#### What to do:
Transcribe the records exactly. Pictures do not belong in the transcription.

#### Exercise material:
....................
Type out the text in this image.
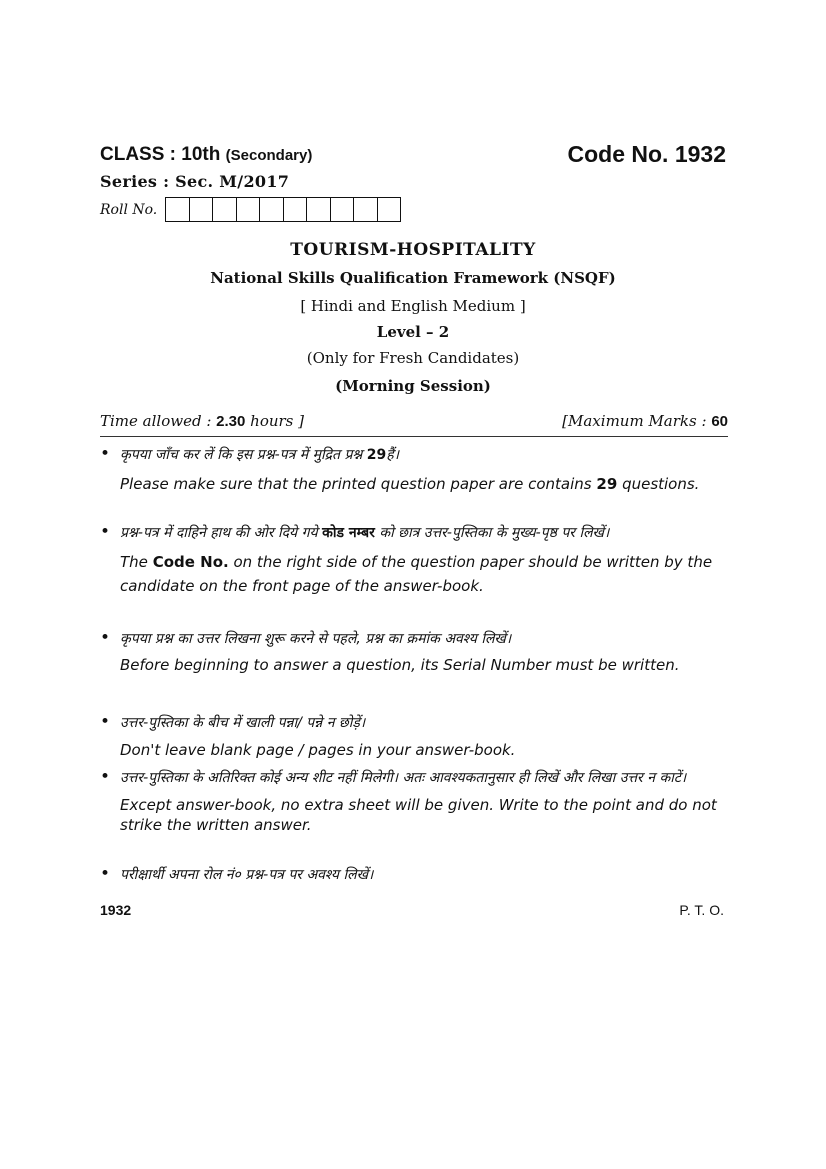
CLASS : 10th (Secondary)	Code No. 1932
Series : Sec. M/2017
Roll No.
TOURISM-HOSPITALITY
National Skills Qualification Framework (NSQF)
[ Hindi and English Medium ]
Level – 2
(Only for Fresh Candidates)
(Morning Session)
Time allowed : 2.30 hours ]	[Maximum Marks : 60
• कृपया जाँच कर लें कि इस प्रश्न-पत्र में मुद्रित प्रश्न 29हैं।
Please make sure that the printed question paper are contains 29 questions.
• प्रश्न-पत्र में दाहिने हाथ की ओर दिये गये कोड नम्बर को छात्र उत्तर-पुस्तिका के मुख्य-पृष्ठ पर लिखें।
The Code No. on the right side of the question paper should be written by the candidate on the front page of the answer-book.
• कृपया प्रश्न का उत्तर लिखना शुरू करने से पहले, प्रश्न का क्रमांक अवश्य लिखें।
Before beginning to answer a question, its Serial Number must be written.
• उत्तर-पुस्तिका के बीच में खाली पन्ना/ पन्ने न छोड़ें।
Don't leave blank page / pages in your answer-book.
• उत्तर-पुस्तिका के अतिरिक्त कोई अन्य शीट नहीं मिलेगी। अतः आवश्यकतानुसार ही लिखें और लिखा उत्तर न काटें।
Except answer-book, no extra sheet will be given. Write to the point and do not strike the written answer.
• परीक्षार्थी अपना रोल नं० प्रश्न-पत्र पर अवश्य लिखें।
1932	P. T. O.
....................
#### Task answer:
Type out the text in this image.
CLASS : 10th (Secondary)	Code No. 1932
Series : Sec. M/2017
Roll No.
TOURISM-HOSPITALITY
National Skills Qualification Framework (NSQF)
[ Hindi and English Medium ]
Level – 2
(Only for Fresh Candidates)
(Morning Session)
Time allowed : 2.30 hours ]	[Maximum Marks : 60
• कृपया जाँच कर लें कि इस प्रश्न-पत्र में मुद्रित प्रश्न 29हैं।
Please make sure that the printed question paper are contains 29 questions.
• प्रश्न-पत्र में दाहिने हाथ की ओर दिये गये कोड नम्बर को छात्र उत्तर-पुस्तिका के मुख्य-पृष्ठ पर लिखें।
The Code No. on the right side of the question paper should be written by the candidate on the front page of the answer-book.
• कृपया प्रश्न का उत्तर लिखना शुरू करने से पहले, प्रश्न का क्रमांक अवश्य लिखें।
Before beginning to answer a question, its Serial Number must be written.
• उत्तर-पुस्तिका के बीच में खाली पन्ना/ पन्ने न छोड़ें।
Don't leave blank page / pages in your answer-book.
• उत्तर-पुस्तिका के अतिरिक्त कोई अन्य शीट नहीं मिलेगी। अतः आवश्यकतानुसार ही लिखें और लिखा उत्तर न काटें।
Except answer-book, no extra sheet will be given. Write to the point and do not strike the written answer.
• परीक्षार्थी अपना रोल नं० प्रश्न-पत्र पर अवश्य लिखें।
1932	P. T. O.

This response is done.